Brief: Arrange the lines of the items as a Markdown table with the columns Number and Line. Start at the first line and continue through the line that contains "data-point-pcc [982, 683, 1000, 701]", include only those lines, and omit any blank ones.

(Element placement data)
════════
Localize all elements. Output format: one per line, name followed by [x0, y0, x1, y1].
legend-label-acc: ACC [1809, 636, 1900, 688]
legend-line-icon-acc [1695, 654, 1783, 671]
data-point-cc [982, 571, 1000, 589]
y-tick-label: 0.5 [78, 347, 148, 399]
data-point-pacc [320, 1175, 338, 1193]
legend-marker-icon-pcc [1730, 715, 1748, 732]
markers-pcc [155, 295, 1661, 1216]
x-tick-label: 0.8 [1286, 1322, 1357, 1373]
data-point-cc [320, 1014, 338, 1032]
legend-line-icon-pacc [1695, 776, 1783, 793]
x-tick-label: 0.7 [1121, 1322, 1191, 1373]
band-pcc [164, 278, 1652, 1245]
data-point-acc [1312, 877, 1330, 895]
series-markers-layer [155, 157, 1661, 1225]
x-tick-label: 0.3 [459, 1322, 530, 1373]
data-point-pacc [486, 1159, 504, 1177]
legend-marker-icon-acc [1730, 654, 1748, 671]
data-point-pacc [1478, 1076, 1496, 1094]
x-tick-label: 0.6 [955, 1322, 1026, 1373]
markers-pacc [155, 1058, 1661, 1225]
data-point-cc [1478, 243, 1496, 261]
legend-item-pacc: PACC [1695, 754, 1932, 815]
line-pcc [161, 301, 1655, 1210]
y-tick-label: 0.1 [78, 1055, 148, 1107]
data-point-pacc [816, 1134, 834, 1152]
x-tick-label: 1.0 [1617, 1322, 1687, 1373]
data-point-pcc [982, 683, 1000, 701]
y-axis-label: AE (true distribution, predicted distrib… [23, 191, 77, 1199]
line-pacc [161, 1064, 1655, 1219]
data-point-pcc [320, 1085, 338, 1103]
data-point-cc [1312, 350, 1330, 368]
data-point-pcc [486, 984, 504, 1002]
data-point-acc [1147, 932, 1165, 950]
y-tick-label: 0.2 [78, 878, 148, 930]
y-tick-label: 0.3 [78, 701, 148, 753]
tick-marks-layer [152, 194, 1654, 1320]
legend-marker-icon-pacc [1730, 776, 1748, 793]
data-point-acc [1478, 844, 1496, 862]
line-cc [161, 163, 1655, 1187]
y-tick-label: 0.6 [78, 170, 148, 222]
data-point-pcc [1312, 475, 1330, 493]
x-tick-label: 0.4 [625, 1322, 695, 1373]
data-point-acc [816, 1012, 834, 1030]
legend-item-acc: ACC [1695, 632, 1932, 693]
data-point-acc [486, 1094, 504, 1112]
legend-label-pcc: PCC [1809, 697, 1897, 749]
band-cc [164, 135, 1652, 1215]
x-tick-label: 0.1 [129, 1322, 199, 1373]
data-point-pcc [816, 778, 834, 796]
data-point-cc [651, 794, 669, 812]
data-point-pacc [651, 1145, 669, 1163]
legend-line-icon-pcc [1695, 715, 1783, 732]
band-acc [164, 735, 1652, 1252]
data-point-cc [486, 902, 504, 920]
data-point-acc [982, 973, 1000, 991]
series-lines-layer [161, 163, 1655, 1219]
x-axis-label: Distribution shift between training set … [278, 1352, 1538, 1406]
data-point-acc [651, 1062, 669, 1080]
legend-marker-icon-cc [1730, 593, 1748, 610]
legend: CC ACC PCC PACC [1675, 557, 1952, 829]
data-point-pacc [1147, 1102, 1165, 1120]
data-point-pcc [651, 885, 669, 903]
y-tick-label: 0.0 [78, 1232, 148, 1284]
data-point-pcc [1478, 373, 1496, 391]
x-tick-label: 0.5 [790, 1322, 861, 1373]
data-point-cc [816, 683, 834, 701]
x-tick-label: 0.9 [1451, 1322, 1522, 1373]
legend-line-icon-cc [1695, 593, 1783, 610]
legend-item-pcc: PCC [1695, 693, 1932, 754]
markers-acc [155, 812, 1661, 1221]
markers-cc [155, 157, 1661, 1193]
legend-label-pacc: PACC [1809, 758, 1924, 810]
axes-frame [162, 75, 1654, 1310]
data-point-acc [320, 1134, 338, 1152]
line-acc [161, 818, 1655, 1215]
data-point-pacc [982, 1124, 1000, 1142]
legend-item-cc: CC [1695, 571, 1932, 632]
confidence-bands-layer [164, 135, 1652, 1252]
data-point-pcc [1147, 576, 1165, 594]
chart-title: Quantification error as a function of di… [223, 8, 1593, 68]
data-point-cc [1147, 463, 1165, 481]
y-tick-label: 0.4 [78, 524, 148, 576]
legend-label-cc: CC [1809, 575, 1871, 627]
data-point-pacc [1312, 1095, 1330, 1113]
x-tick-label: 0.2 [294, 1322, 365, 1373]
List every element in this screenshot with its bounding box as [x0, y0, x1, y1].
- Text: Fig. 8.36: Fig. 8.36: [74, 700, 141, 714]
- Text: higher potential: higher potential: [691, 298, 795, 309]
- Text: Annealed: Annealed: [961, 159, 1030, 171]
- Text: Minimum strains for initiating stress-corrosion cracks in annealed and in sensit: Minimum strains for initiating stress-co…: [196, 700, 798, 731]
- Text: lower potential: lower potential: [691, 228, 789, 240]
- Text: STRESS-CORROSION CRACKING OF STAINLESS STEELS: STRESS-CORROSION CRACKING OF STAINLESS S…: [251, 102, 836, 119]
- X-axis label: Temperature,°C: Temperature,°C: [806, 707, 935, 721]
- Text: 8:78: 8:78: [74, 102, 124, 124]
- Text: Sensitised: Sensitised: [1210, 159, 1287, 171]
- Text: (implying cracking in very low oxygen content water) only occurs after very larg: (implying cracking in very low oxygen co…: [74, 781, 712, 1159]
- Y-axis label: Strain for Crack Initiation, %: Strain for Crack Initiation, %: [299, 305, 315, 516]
════════
In response:
| Number | Line |
|---|---|
| 1 | Localize all elements. Output format: one per line, name followed by [x0, y0, x1, y1]. |
| 2 | legend-label-acc: ACC [1809, 636, 1900, 688] |
| 3 | legend-line-icon-acc [1695, 654, 1783, 671] |
| 4 | data-point-cc [982, 571, 1000, 589] |
| 5 | y-tick-label: 0.5 [78, 347, 148, 399] |
| 6 | data-point-pacc [320, 1175, 338, 1193] |
| 7 | legend-marker-icon-pcc [1730, 715, 1748, 732] |
| 8 | markers-pcc [155, 295, 1661, 1216] |
| 9 | x-tick-label: 0.8 [1286, 1322, 1357, 1373] |
| 10 | data-point-cc [320, 1014, 338, 1032] |
| 11 | legend-line-icon-pacc [1695, 776, 1783, 793] |
| 12 | x-tick-label: 0.7 [1121, 1322, 1191, 1373] |
| 13 | band-pcc [164, 278, 1652, 1245] |
| 14 | data-point-acc [1312, 877, 1330, 895] |
| 15 | series-markers-layer [155, 157, 1661, 1225] |
| 16 | x-tick-label: 0.3 [459, 1322, 530, 1373] |
| 17 | data-point-pacc [486, 1159, 504, 1177] |
| 18 | legend-marker-icon-acc [1730, 654, 1748, 671] |
| 19 | data-point-pacc [1478, 1076, 1496, 1094] |
| 20 | x-tick-label: 0.6 [955, 1322, 1026, 1373] |
| 21 | markers-pacc [155, 1058, 1661, 1225] |
| 22 | data-point-cc [1478, 243, 1496, 261] |
| 23 | legend-item-pacc: PACC [1695, 754, 1932, 815] |
| 24 | line-pcc [161, 301, 1655, 1210] |
| 25 | y-tick-label: 0.1 [78, 1055, 148, 1107] |
| 26 | data-point-pacc [816, 1134, 834, 1152] |
| 27 | x-tick-label: 1.0 [1617, 1322, 1687, 1373] |
| 28 | data-point-pcc [982, 683, 1000, 701] |